Exercise description: Print the data exactly as it is given, please.

Items:

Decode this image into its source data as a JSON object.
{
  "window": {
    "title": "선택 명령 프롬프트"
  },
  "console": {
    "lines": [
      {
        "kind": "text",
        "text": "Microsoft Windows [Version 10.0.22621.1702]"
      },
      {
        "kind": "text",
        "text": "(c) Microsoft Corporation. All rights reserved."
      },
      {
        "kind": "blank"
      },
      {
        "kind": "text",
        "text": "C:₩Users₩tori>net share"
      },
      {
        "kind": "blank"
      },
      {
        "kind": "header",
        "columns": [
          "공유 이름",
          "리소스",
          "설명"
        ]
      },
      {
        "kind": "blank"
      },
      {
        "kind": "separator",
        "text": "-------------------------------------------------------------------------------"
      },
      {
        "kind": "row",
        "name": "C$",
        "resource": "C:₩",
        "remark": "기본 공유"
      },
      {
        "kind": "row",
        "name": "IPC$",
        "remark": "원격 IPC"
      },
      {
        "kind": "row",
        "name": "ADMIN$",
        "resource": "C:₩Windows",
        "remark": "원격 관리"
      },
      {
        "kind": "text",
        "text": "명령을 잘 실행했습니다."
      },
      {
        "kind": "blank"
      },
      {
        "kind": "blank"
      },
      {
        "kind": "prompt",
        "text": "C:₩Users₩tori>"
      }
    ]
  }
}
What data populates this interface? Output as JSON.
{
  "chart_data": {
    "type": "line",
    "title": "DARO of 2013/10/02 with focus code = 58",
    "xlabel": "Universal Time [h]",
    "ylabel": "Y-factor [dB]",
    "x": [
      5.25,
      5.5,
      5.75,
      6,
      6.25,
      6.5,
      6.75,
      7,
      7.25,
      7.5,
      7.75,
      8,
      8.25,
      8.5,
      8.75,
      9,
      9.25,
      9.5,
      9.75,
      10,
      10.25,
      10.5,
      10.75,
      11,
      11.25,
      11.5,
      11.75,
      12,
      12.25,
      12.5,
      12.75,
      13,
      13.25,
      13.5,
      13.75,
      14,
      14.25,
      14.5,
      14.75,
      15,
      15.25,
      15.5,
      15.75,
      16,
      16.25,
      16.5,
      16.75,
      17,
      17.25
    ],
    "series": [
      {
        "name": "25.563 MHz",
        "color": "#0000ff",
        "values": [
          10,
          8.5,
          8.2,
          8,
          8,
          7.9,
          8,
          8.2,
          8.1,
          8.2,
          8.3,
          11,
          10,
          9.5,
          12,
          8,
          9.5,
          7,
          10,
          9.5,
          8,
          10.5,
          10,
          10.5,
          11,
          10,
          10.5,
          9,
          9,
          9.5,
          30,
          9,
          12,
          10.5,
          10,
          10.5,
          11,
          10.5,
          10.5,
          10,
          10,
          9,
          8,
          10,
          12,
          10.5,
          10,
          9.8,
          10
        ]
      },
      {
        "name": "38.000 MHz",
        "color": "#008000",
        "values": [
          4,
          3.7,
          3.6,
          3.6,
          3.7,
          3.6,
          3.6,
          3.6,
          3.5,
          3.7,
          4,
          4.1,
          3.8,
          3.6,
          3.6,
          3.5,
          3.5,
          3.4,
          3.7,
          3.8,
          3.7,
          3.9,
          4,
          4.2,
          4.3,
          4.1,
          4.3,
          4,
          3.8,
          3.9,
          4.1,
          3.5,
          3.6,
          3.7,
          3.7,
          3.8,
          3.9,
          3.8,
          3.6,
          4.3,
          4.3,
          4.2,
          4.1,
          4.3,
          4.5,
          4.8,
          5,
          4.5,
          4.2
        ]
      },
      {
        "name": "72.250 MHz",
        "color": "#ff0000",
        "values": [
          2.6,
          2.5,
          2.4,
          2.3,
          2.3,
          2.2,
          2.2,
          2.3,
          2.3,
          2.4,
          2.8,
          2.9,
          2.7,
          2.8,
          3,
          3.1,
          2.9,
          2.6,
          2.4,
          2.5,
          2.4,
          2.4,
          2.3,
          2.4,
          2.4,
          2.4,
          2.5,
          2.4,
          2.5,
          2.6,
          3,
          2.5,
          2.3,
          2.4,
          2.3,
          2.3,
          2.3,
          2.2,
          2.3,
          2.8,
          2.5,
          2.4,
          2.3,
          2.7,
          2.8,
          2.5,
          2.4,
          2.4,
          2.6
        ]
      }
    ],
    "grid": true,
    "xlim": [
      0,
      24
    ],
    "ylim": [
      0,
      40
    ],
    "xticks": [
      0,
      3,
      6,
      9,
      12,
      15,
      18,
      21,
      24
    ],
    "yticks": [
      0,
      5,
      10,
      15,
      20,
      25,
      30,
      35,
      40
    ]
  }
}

Solved problem:
Decode this image into its source data as a JSON object.
{
  "window": {
    "title": "선택 명령 프롬프트"
  },
  "console": {
    "lines": [
      {
        "kind": "text",
        "text": "Microsoft Windows [Version 10.0.22621.1702]"
      },
      {
        "kind": "text",
        "text": "(c) Microsoft Corporation. All rights reserved."
      },
      {
        "kind": "blank"
      },
      {
        "kind": "text",
        "text": "C:₩Users₩tori>net share"
      },
      {
        "kind": "blank"
      },
      {
        "kind": "header",
        "columns": [
          "공유 이름",
          "리소스",
          "설명"
        ]
      },
      {
        "kind": "blank"
      },
      {
        "kind": "separator",
        "text": "-------------------------------------------------------------------------------"
      },
      {
        "kind": "row",
        "name": "C$",
        "resource": "C:₩",
        "remark": "기본 공유"
      },
      {
        "kind": "row",
        "name": "IPC$",
        "remark": "원격 IPC"
      },
      {
        "kind": "row",
        "name": "ADMIN$",
        "resource": "C:₩Windows",
        "remark": "원격 관리"
      },
      {
        "kind": "text",
        "text": "명령을 잘 실행했습니다."
      },
      {
        "kind": "blank"
      },
      {
        "kind": "blank"
      },
      {
        "kind": "prompt",
        "text": "C:₩Users₩tori>"
      }
    ]
  }
}
What data populates this interface? Output as JSON.
{
  "chart_data": {
    "type": "line",
    "title": "DARO of 2013/10/02 with focus code = 58",
    "xlabel": "Universal Time [h]",
    "ylabel": "Y-factor [dB]",
    "x": [
      5.25,
      5.5,
      5.75,
      6,
      6.25,
      6.5,
      6.75,
      7,
      7.25,
      7.5,
      7.75,
      8,
      8.25,
      8.5,
      8.75,
      9,
      9.25,
      9.5,
      9.75,
      10,
      10.25,
      10.5,
      10.75,
      11,
      11.25,
      11.5,
      11.75,
      12,
      12.25,
      12.5,
      12.75,
      13,
      13.25,
      13.5,
      13.75,
      14,
      14.25,
      14.5,
      14.75,
      15,
      15.25,
      15.5,
      15.75,
      16,
      16.25,
      16.5,
      16.75,
      17,
      17.25
    ],
    "series": [
      {
        "name": "25.563 MHz",
        "color": "#0000ff",
        "values": [
          10,
          8.5,
          8.2,
          8,
          8,
          7.9,
          8,
          8.2,
          8.1,
          8.2,
          8.3,
          11,
          10,
          9.5,
          12,
          8,
          9.5,
          7,
          10,
          9.5,
          8,
          10.5,
          10,
          10.5,
          11,
          10,
          10.5,
          9,
          9,
          9.5,
          30,
          9,
          12,
          10.5,
          10,
          10.5,
          11,
          10.5,
          10.5,
          10,
          10,
          9,
          8,
          10,
          12,
          10.5,
          10,
          9.8,
          10
        ]
      },
      {
        "name": "38.000 MHz",
        "color": "#008000",
        "values": [
          4,
          3.7,
          3.6,
          3.6,
          3.7,
          3.6,
          3.6,
          3.6,
          3.5,
          3.7,
          4,
          4.1,
          3.8,
          3.6,
          3.6,
          3.5,
          3.5,
          3.4,
          3.7,
          3.8,
          3.7,
          3.9,
          4,
          4.2,
          4.3,
          4.1,
          4.3,
          4,
          3.8,
          3.9,
          4.1,
          3.5,
          3.6,
          3.7,
          3.7,
          3.8,
          3.9,
          3.8,
          3.6,
          4.3,
          4.3,
          4.2,
          4.1,
          4.3,
          4.5,
          4.8,
          5,
          4.5,
          4.2
        ]
      },
      {
        "name": "72.250 MHz",
        "color": "#ff0000",
        "values": [
          2.6,
          2.5,
          2.4,
          2.3,
          2.3,
          2.2,
          2.2,
          2.3,
          2.3,
          2.4,
          2.8,
          2.9,
          2.7,
          2.8,
          3,
          3.1,
          2.9,
          2.6,
          2.4,
          2.5,
          2.4,
          2.4,
          2.3,
          2.4,
          2.4,
          2.4,
          2.5,
          2.4,
          2.5,
          2.6,
          3,
          2.5,
          2.3,
          2.4,
          2.3,
          2.3,
          2.3,
          2.2,
          2.3,
          2.8,
          2.5,
          2.4,
          2.3,
          2.7,
          2.8,
          2.5,
          2.4,
          2.4,
          2.6
        ]
      }
    ],
    "grid": true,
    "xlim": [
      0,
      24
    ],
    "ylim": [
      0,
      40
    ],
    "xticks": [
      0,
      3,
      6,
      9,
      12,
      15,
      18,
      21,
      24
    ],
    "yticks": [
      0,
      5,
      10,
      15,
      20,
      25,
      30,
      35,
      40
    ]
  }
}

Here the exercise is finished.